Extrait fourni —
┄┄┄┄┄┄┄┄┄┄┄┄┄┄┄┄┄┄┄┄

Mais la gestion propre entre les colonies n’est pas toujours identique. Tout d’abord, nous devons évoquer le Sénatus-consulte du 3 mai 1854 qui fixe la politique de gestion coloniale. Ce dernier règle la constitution des vieilles colonies, c’est-à-dire la Martinique, la Guadeloupe et la Réunion. Il y a un conseil général dans chacune de ces colonies, conseil nommé par le gouverneur et par les conseils municipaux à hauteur de 50/50. Les conseils municipaux sont nommés par le gouverneur. Avec abolition définitive de l’esclavage. Ernest Lavisse établit que les colonies ont une certaine autonomie de développement : le budget propre de la colonie comprend les travaux publics, les constructions, les frais d’administrations et d'enseignement. L'État prend en charge les dépenses de protection militaire.
Concernant l'Algérie on a une administration particulière, on a trois provinces: Alger, Oran et Constantine. Nous avons pour chaque province un général de division qui assure l’autorité impériale. En 1852, l’Algérie est placée sous le régime des sénatus-consultes et sous autorité militaire. L’Algérie relève du ministère de la guerre, le gouverneur général est nommé par l’empereur,et dispose d’un sous-gouverneur et d’un état major des armées. Administration particulière avec trois types de communes: civiles, mixtes et arabes.
Mais encore, les différences de gestion sont visibles par différentes lois. Le 14 janvier 1860, la Nouvelle Calédonie, les îles marquises et établissements militaires de Tahiti sont érigées en colonies séparées, on établit alors une nouvelle administration pour ces circonscriptions territoriales. À travers son ouvrage et ses recherches, Jean Sagne dévoile que les régimes juridiques peuvent être différents selon les colonies. Pour les vieilles colonies c’est la justice française qui s'applique sur ces espaces, comme si ces territoires ne sont qu’une extension de la France. Tandis que les nouvelles, récentes colonies sont soumises à deux régimes juridiques, la justice locale pour les indigènes et la française pour d’autres parties de la population. La justice française reste la référence en cas de litige.
Par ailleurs concernant les protectorats, on va ici prendre l’exemple de Tahiti, Nous retrouvons une présence importante de soldats et fonctionnaires français. Selon Colin Newbury se sont des officiers de la Marine qui supervisent de 1850 à 1863 la région Tahitienne. On pourrait parler si on s’appuie sur les recherches de Colin Newbury de tentatives d’ingérence de la part des officiers français. Des politiques françaises qui s'immiscent dans les politiques locales de la reine de Tahiti. Par exemple, en établissant une Assemblée législative tahitienne qui permet de limiter l’autorité de la reine. On établit aussi dans ce protectorat des districts et chefs de districts, un tribunal indigène à Touamotou et en 1865 la justice française s'applique aux sujets du royaume de Tahiti.
Une colonisation pour des raisons économiques
L'accès et l'ouverture des marchés étrangers et ressources (Extrême Orient, Siam, Sénégal) par colonisation ou protectorat.

┄┄┄┄┄┄┄┄┄┄┄┄┄┄┄┄┄┄┄┄

Consigne 1 — Recopiez à l'identique la portion de la liste qui va de son début jusqu'à la ligne contenant "section7-rule (847, 535, 1192, 536)", celle-ci comprise.
L'extrait et la liste n'ont aucun lien entre eux.

Listes d'éléments de mise en page encadrés
┄┄┄┄┄┄┄┄┄┄┄┄┄┄┄┄┄┄┄┄

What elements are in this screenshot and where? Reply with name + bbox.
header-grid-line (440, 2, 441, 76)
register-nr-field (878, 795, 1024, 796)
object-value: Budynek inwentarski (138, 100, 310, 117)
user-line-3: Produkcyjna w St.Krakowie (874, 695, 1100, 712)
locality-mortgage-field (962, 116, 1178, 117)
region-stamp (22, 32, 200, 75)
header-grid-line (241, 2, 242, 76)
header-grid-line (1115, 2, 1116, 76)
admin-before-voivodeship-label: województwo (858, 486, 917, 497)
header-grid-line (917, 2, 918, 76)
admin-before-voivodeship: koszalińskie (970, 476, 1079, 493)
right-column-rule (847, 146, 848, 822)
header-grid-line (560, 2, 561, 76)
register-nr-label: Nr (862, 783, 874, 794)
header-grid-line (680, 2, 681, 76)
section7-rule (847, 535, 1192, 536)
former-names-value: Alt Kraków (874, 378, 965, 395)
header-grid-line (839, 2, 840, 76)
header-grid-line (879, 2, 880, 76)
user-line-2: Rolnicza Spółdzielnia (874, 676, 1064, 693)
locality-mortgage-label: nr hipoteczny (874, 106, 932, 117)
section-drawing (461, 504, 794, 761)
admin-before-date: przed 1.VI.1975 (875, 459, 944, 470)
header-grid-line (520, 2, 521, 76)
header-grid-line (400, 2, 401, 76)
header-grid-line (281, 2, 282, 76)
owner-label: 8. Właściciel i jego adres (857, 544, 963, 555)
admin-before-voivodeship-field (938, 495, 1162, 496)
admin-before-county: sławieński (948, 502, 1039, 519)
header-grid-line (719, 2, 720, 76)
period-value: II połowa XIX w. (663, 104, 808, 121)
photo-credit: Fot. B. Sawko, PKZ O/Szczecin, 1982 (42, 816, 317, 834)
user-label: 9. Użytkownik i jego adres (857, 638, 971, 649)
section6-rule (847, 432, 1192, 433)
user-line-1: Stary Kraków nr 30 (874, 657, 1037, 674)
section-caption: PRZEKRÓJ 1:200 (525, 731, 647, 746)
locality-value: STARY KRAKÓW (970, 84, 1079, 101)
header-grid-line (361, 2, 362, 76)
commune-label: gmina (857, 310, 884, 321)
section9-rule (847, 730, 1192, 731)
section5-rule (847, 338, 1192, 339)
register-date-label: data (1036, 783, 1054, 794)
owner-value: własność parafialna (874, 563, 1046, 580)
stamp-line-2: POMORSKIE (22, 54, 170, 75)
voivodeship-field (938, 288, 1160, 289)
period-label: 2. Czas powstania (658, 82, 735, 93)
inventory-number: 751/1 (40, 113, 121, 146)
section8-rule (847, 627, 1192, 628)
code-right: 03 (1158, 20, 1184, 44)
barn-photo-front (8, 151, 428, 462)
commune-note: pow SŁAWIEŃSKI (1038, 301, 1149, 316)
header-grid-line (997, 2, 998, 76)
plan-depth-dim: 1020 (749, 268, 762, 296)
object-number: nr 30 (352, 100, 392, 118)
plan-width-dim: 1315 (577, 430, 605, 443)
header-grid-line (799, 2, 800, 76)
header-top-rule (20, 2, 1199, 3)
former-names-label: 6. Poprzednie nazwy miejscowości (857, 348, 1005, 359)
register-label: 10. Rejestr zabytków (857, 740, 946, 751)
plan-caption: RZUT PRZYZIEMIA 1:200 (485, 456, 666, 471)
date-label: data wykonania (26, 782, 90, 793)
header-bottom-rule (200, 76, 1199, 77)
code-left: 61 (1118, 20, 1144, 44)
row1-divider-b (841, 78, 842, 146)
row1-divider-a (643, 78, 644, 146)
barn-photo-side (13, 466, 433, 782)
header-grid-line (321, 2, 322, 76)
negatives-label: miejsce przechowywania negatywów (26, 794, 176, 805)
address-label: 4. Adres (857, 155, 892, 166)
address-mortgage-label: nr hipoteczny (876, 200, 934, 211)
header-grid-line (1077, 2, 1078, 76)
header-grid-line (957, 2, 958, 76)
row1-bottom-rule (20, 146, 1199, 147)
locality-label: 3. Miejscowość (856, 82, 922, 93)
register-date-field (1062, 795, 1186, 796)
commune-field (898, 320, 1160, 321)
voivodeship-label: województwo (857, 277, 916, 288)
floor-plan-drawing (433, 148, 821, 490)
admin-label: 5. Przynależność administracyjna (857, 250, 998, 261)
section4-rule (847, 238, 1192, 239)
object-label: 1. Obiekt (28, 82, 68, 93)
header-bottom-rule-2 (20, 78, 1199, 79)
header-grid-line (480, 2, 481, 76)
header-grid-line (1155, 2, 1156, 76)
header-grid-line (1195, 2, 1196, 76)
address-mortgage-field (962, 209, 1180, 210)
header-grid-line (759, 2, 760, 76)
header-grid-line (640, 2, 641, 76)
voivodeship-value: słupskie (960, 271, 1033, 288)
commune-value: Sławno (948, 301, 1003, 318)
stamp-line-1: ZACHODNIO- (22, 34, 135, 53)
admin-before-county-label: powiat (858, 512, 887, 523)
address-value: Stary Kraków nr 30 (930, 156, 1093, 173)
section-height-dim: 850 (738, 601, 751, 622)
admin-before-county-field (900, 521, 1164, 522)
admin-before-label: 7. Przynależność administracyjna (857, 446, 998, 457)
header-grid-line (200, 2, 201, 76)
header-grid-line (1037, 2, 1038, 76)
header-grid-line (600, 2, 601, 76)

┄┄┄┄┄┄┄┄┄┄┄┄┄┄┄┄┄┄┄┄

Consigne 2 — Poursuivez l'extrait sur l'administration des colonies françaises à partir de sa dernière phrase.

Réponse rédigée 1 —
What elements are in this screenshot and where? Reply with name + bbox.
header-grid-line (440, 2, 441, 76)
register-nr-field (878, 795, 1024, 796)
object-value: Budynek inwentarski (138, 100, 310, 117)
user-line-3: Produkcyjna w St.Krakowie (874, 695, 1100, 712)
locality-mortgage-field (962, 116, 1178, 117)
region-stamp (22, 32, 200, 75)
header-grid-line (241, 2, 242, 76)
header-grid-line (1115, 2, 1116, 76)
admin-before-voivodeship-label: województwo (858, 486, 917, 497)
header-grid-line (917, 2, 918, 76)
admin-before-voivodeship: koszalińskie (970, 476, 1079, 493)
right-column-rule (847, 146, 848, 822)
header-grid-line (560, 2, 561, 76)
register-nr-label: Nr (862, 783, 874, 794)
header-grid-line (680, 2, 681, 76)
section7-rule (847, 535, 1192, 536)

Réponse rédigée 2 —
Comme aspect économique de la colonisation, on peut retrouver l’argument de l’ouverture à de nouveaux marchés mais aussi celui de la conquête de ressources commerciales. Dans cette logique de conquête de débouchées s’inscrit la colonisation du Sénégal mais aussi celle de la Cochinchine.
D’une part, la colonisation du Sénégal commence en 1857 et se termine en 1862. Ce sont les comptoirs marchands de Saint Louis et de Gorée qui sont les points de départ de la campagne militaire de Faidherbe. Cette initiative militaire est poussée d’une certaine façon par la communauté commerçante des arachides et de la gomme arabique, notamment les négociants bordelais selon Eric Anceau. En effet, le but de cette opération est de contrôler l'approvisionnement et la production de cette ressource, et pour cela il faut contrôler “en profondeur” le territoire concerné. Il s’agit donc d’une conquête armée qui oppose les troupes de Faidherbe face aux Royaumes Wolof et du Cayor.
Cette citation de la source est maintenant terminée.